### [REQUIRED WORK]
Read the listing and extract each line that includes the word "Tavg".
-- start --
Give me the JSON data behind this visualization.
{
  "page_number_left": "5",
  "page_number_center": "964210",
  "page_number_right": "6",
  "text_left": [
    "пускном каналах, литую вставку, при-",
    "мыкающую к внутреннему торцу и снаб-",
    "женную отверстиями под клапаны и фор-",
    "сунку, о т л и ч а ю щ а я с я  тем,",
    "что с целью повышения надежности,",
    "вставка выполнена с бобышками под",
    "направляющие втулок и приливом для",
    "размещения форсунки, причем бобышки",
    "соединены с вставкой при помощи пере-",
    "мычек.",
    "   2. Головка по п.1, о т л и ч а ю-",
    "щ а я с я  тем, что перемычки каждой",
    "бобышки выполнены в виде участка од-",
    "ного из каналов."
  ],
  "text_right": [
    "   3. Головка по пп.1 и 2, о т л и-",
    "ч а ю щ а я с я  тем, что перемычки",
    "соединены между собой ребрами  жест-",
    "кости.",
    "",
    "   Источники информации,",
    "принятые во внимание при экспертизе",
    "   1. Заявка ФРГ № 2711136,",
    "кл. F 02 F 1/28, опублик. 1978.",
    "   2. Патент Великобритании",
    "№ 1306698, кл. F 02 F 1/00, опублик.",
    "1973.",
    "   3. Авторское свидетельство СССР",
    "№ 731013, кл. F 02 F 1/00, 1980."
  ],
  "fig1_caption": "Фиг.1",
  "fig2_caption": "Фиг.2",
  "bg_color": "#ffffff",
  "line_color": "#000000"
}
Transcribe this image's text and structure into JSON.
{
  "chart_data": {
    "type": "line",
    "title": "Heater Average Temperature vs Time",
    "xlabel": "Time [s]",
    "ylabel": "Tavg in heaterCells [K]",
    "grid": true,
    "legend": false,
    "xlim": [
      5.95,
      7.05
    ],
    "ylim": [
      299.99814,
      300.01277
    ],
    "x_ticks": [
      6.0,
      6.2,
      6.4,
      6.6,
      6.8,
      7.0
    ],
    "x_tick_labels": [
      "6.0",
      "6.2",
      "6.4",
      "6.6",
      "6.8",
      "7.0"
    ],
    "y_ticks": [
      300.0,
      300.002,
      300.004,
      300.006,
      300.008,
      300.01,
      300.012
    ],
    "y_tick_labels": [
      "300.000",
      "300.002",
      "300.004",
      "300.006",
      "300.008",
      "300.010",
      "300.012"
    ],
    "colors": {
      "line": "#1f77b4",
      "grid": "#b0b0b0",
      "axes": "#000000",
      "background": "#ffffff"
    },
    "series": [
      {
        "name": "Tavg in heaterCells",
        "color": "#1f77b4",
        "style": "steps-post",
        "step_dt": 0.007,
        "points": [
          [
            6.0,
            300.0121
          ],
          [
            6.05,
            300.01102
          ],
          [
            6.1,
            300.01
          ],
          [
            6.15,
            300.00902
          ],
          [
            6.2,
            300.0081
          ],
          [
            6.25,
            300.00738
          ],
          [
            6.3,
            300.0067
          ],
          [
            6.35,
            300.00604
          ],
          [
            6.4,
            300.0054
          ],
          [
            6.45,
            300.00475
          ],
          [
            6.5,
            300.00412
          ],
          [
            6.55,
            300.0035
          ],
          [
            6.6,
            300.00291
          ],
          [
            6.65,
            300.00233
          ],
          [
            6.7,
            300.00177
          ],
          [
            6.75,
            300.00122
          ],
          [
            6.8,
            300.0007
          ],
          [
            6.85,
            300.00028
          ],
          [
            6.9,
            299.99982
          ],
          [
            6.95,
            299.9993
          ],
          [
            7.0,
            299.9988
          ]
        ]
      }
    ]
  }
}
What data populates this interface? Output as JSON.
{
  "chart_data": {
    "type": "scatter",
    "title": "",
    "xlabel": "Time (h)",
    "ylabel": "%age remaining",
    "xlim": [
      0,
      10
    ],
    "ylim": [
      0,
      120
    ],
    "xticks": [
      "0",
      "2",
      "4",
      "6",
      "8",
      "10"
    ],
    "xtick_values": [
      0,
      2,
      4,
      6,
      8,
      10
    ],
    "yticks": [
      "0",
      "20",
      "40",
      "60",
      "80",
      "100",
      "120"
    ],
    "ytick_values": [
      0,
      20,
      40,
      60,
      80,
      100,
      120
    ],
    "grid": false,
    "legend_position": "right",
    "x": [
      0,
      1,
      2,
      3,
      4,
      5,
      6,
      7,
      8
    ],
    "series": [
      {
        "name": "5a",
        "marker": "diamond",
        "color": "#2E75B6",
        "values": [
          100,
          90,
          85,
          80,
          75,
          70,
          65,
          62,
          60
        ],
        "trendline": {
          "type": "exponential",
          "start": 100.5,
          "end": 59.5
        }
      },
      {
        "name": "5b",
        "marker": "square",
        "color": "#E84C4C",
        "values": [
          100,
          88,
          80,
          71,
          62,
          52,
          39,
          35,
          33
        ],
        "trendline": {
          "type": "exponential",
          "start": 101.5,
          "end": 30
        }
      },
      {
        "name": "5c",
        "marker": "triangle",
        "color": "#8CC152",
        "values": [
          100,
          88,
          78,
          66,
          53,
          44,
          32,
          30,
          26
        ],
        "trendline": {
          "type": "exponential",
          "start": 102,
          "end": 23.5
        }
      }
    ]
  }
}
-- end --
### [FULL ANSWER]
    "ylabel": "Tavg in heaterCells [K]",
        "name": "Tavg in heaterCells",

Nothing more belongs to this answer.